Wherever "paper" appears in a line, list that line.
** start of Listed entries **
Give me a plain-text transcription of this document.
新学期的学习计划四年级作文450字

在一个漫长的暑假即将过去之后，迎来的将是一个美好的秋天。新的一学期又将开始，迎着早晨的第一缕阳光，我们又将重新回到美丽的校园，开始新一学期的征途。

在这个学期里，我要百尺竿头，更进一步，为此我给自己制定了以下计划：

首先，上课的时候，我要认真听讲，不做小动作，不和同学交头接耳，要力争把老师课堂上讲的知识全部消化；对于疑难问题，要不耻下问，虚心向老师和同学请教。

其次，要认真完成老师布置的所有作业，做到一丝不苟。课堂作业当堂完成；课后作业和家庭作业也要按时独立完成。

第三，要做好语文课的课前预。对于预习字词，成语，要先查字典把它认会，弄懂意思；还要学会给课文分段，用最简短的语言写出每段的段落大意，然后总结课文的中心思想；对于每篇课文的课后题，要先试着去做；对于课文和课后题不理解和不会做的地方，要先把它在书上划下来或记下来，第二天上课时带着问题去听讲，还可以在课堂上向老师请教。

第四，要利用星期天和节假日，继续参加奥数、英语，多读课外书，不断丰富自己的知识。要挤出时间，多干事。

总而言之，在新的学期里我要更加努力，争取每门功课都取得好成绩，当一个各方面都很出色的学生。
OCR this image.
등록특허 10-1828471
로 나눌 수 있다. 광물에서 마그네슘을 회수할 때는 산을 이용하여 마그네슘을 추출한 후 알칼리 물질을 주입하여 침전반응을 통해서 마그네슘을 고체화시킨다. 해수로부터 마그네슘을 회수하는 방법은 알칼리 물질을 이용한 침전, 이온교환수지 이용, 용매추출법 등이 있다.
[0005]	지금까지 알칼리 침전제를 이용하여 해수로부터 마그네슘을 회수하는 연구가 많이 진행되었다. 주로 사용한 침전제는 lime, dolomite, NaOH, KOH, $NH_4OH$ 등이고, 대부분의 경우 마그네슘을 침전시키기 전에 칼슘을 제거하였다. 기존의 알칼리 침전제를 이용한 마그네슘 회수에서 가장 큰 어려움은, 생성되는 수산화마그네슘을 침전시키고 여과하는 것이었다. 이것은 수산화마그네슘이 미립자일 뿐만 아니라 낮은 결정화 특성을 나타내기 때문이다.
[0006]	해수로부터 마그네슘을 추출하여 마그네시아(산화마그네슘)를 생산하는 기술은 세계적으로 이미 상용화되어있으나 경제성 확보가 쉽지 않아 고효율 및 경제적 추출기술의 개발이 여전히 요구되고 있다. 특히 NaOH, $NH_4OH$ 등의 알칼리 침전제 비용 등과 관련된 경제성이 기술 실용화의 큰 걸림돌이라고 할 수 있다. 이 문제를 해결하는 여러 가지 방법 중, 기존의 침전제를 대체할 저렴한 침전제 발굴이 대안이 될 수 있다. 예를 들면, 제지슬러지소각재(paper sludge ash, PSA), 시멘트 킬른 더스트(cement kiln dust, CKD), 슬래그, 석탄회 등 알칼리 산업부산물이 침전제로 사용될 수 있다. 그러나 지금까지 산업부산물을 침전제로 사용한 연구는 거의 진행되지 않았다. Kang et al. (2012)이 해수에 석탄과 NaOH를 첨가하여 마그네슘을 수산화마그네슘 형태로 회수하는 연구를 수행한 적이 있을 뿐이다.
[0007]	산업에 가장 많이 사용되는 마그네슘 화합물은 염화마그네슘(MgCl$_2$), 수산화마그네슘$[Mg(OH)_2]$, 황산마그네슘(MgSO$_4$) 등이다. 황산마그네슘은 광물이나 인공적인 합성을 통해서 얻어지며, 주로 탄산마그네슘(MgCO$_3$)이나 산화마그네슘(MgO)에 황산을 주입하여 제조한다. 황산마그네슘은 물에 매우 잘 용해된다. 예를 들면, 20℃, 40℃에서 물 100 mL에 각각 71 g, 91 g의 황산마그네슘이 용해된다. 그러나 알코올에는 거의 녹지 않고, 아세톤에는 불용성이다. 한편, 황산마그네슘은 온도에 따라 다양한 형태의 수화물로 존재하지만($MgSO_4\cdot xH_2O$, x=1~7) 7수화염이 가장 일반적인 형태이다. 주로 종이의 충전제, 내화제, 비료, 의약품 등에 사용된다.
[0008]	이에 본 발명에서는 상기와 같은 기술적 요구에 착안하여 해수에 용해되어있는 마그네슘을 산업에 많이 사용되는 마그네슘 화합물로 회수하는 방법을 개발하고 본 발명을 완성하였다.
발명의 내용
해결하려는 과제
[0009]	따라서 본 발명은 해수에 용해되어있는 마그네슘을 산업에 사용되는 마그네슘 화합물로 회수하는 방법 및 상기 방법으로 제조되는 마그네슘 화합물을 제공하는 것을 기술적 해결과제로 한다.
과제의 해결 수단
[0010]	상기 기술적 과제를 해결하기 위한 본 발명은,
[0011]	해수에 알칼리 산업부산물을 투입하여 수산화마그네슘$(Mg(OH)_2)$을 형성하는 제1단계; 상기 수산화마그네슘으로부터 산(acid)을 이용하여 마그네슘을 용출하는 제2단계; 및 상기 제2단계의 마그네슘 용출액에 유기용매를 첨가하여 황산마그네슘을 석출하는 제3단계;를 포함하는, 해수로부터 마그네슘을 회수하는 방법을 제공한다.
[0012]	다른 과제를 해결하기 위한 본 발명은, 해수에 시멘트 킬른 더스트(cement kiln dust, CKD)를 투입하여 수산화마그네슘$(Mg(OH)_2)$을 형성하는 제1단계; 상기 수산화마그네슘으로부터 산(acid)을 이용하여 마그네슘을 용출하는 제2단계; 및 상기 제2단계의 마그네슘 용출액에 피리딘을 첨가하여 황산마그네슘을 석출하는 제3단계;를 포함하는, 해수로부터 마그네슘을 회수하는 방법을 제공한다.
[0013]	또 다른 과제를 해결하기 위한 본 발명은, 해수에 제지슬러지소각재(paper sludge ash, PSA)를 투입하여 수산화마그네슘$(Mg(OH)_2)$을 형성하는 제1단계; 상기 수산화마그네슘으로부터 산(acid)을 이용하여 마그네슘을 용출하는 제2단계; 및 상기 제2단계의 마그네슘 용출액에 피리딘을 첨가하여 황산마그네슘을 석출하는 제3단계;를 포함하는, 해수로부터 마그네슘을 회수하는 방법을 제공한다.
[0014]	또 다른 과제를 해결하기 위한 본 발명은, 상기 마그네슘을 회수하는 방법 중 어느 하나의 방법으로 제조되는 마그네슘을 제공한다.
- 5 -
** end of Listed entries **
Full solution:
[0006]	해수로부터 마그네슘을 추출하여 마그네시아(산화마그네슘)를 생산하는 기술은 세계적으로 이미 상용화되어있으나 경제성 확보가 쉽지 않아 고효율 및 경제적 추출기술의 개발이 여전히 요구되고 있다. 특히 NaOH, $NH_4OH$ 등의 알칼리 침전제 비용 등과 관련된 경제성이 기술 실용화의 큰 걸림돌이라고 할 수 있다. 이 문제를 해결하는 여러 가지 방법 중, 기존의 침전제를 대체할 저렴한 침전제 발굴이 대안이 될 수 있다. 예를 들면, 제지슬러지소각재(paper sludge ash, PSA), 시멘트 킬른 더스트(cement kiln dust, CKD), 슬래그, 석탄회 등 알칼리 산업부산물이 침전제로 사용될 수 있다. 그러나 지금까지 산업부산물을 침전제로 사용한 연구는 거의 진행되지 않았다. Kang et al. (2012)이 해수에 석탄과 NaOH를 첨가하여 마그네슘을 수산화마그네슘 형태로 회수하는 연구를 수행한 적이 있을 뿐이다.
[0013]	또 다른 과제를 해결하기 위한 본 발명은, 해수에 제지슬러지소각재(paper sludge ash, PSA)를 투입하여 수산화마그네슘$(Mg(OH)_2)$을 형성하는 제1단계; 상기 수산화마그네슘으로부터 산(acid)을 이용하여 마그네슘을 용출하는 제2단계; 및 상기 제2단계의 마그네슘 용출액에 피리딘을 첨가하여 황산마그네슘을 석출하는 제3단계;를 포함하는, 해수로부터 마그네슘을 회수하는 방법을 제공한다.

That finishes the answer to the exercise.